* Условие задачи A: Процитируйте фрагмент доклада о зарубежной русской поэзии от слов "О появлении какой-либо" до слов "и встречаются единомышленники." включительно.
* Условие задачи B: Перечислите все тяготения поэзии к другим искусствам, которые названы в докладе о зарубежной русской поэзии.
* Условие задачи C: Напишите продолжение доклада о зарубежной русской поэзии 1937 года, начиная сразу после его последнего предложения.

* Исходный текст:

= = = = =

О зарубежной русской поэзии 1937 г

О зарубежной русской поэзии 1937 г

(Доклад, прочитанный В.С. Булич 21 января в Гельсингфорсе, в литературно-художественном содружестве «Светлица»).

Не имея возможности дать исчерпывающий обзор всех сборников стихов, вышедших за 1937 г., я остановлюсь только на пяти авторах.

О появлении какой-либо литературной школы в эмиграции говорить не приходится. Есть некий общий дух, намечены некоторые линии, некоторые направления, но в общем каждый поэт отвечает только сам за себя, хотя и встречаются единомышленники.

Поэзия, как и всякое другое искусство, имеет своей задачей — творческое преображение мира, видение мира, каким он представляется художнику, преломляясь в его сознании, отражение в этом видении своей внутренней правды. Ни одно из искусств не стремится так заимствовать способы изображения от других искусств, как поэзия. Помимо чисто словесной стихии, слова, передающего оттенок мысли или чувства, слова в его самодовлеющем значении, звуковом, фонетическом, в поэзии имеются различные тяготения: к живописи, к музыке, к архитектуре (в смысле композиции), к орнаменту (в смысле украшения стиха образами— метафорами), к театру (в смысле развития интонации, а также в смысле динамики образов), в ней есть моменты эмоциональный, умозрительный, пластический. Теория словесности определяет художественное слово как мышление образами. Но самый образ, от которого некоторые поэты сейчас сознательно отходят, может быть взят в его первичном виде, живописно-описательном, и во вторичном своем значении — метафорическом, иносказательном, символическом. Сочетание этих различных моментов, преобладание того или другого, выбор, сделанный поэтом, уже характеризует его и не только с формальной точки зрения.

Характерным примером живописца в поэзии является София Прегель, выпустившая вторую книгу стихов «Солнечный произвол». При характеристике ее стихов невольно напрашиваются термины, принятые в живописи: натюрморт, пейзаж, жанр. Происходит это оттого, что у Прегель восприятие мира чисто зрительное, подкрепленное, кроме того, осязательным ощущением.

Снова принимая мир на ощупь,

Как ребенок или как слепой,

определяет она сама свое отношение к миру. В слепоте ее не упрекнешь, напротив, отметишь пристальное вглядывание во всякую земную мелочь. Рисунок С. Прегель четок, каждый образ, появляющийся в ее стихах, не только нарисован, но как бы обведен вторично по контуру отчетливой линией. Метафоры удаются ей гораздо меньше, чем реалистически-описательные образы. Полутона, известная расплывчатость лирического настроения, взволнованность или приподнятость тона совершенно чужды Прегель, ее сфера: дневное солнечное освещение. Никакие «ночные мысли» не тревожат ее спокойной кисти, но это и неудивительно — живописец пишет с натуры днем, и поэзия Прегель — дневная.

= = = = =

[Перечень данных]
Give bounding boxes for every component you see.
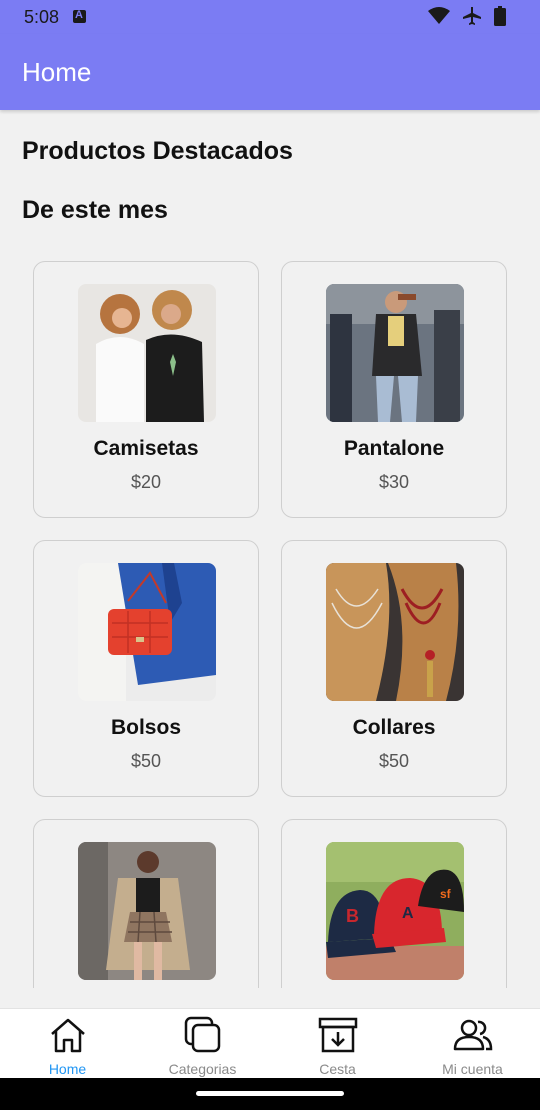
product-image-caps: B A sf: [326, 842, 464, 980]
product-price: $50: [130, 751, 162, 771]
battery-icon: [494, 6, 506, 26]
nav-item-home[interactable]: Home: [0, 1009, 135, 1079]
svg-text:B: B: [346, 906, 359, 926]
status-icons: [428, 6, 506, 26]
product-image-bags: [78, 563, 216, 701]
airplane-icon: [463, 7, 481, 25]
status-bar: 5:08: [0, 0, 540, 34]
product-image-pants: [326, 284, 464, 422]
nav-label-home: Home: [48, 1061, 87, 1077]
product-image-tshirts: [78, 284, 216, 422]
home-icon: [51, 1018, 85, 1053]
notification-a-icon: [73, 9, 86, 23]
home-gesture-pill[interactable]: [196, 1091, 344, 1096]
bottom-nav: Home Categorias Cesta Mi cuenta: [0, 1008, 540, 1078]
section-title-month: De este mes: [22, 196, 168, 224]
product-card[interactable]: [33, 819, 259, 988]
product-card[interactable]: Bolsos $50: [33, 540, 259, 797]
product-image-necklaces: [326, 563, 464, 701]
product-name: Pantalone: [343, 437, 445, 460]
wifi-icon: [428, 7, 450, 24]
nav-item-basket[interactable]: Cesta: [270, 1009, 405, 1079]
product-card[interactable]: Pantalone $30: [281, 261, 507, 518]
product-card[interactable]: Collares $50: [281, 540, 507, 797]
product-image-skirt: [78, 842, 216, 980]
product-name: Collares: [352, 716, 436, 739]
product-grid: Camisetas $20 Pantalone $30 Bolsos $50 C…: [0, 250, 540, 988]
product-card[interactable]: B A sf: [281, 819, 507, 988]
nav-label-basket: Cesta: [319, 1061, 356, 1077]
nav-label-account: Mi cuenta: [442, 1061, 503, 1077]
product-card[interactable]: Camisetas $20: [33, 261, 259, 518]
product-name: Bolsos: [110, 716, 181, 739]
categories-icon: [184, 1016, 221, 1053]
section-title-featured: Productos Destacados: [22, 137, 293, 165]
nav-label-categories: Categorias: [168, 1061, 237, 1077]
system-navigation-bar: [0, 1078, 540, 1110]
basket-icon: [318, 1017, 358, 1053]
account-icon: [453, 1019, 493, 1051]
status-time: 5:08: [24, 7, 60, 27]
app-bar: Home: [0, 34, 540, 110]
nav-item-account[interactable]: Mi cuenta: [405, 1009, 540, 1079]
product-name: Camisetas: [93, 437, 199, 460]
product-price: $50: [378, 751, 410, 771]
svg-text:A: A: [402, 905, 414, 922]
nav-item-categories[interactable]: Categorias: [135, 1009, 270, 1079]
svg-text:sf: sf: [440, 887, 452, 901]
product-price: $30: [378, 472, 410, 492]
app-title: Home: [22, 57, 92, 87]
product-price: $20: [130, 472, 162, 492]
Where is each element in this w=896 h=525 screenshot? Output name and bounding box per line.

= = = = =

* Ответ на задачу A:
О появлении какой-либо литературной школы в эмиграции говорить не приходится. Есть некий общий дух, намечены некоторые линии, некоторые направления, но в общем каждый поэт отвечает только сам за себя, хотя и встречаются единомышленники.

* Ответ на задачу B: К живописи, к музыке, к архитектуре, к орнаменту, к театру.

* Ответ на задачу C:
Я принимаю мир, как милость,

Я нахожу тебя во всем,

говорит она далее. И в этом ей веришь, ее благодарной зрительной любви к миру. Ее привлекает «животворящая земля», «солнечный произвол», вызывающий из этой земли все виденное нами. Прегель смотрит на мир глазами ребенка или выздоравливающего, для которых открывается вся первобытная прелесть вещей в их целом, вещей плотных, имеющих вес, цвет, форму, вкус, запах. Мы видим ясно эти вещи ее мира, но не чувствуем того, что за ними, и не узнаем самого поэта. Прегель не старается осмыслить картину передаваемого ею внешнего мира, она дает нам ее без всяких комментариев, быть может, сознательно отрывая ее от своего внутреннего мира и предпочитая останавливаться на мотивах из детства или путешествий, когда зрительное восприятие окружающего внутренне оправданно.

София Прегель ведет свое литературное происхождение от Анны Ахматовой, от той стороны ее творчества, которая выразилась хотя бы в стихотворении:

Цветов и неживых вещей

Приятен запах в этом доме.

У грядок груды овощей

Лежат пестры на черноземе.

Еще струится холодок,

Но с парников снята рогожа…

и т. д.

Описательность, «ощупь», взвешенность образов и эпитетов, их пластичность, стремление к лаконичности и живописной выразительности — все это усвоено Прегель у Ахматовой и продолжено в дальнейшем, несколько одностороннем, но своеобразном, развитии.

Появление нового поэта, хотя бы он и не был большим, появление новой книги с хорошими стихами всегда является неподдельной радостью для искренних приверженцев поэзии.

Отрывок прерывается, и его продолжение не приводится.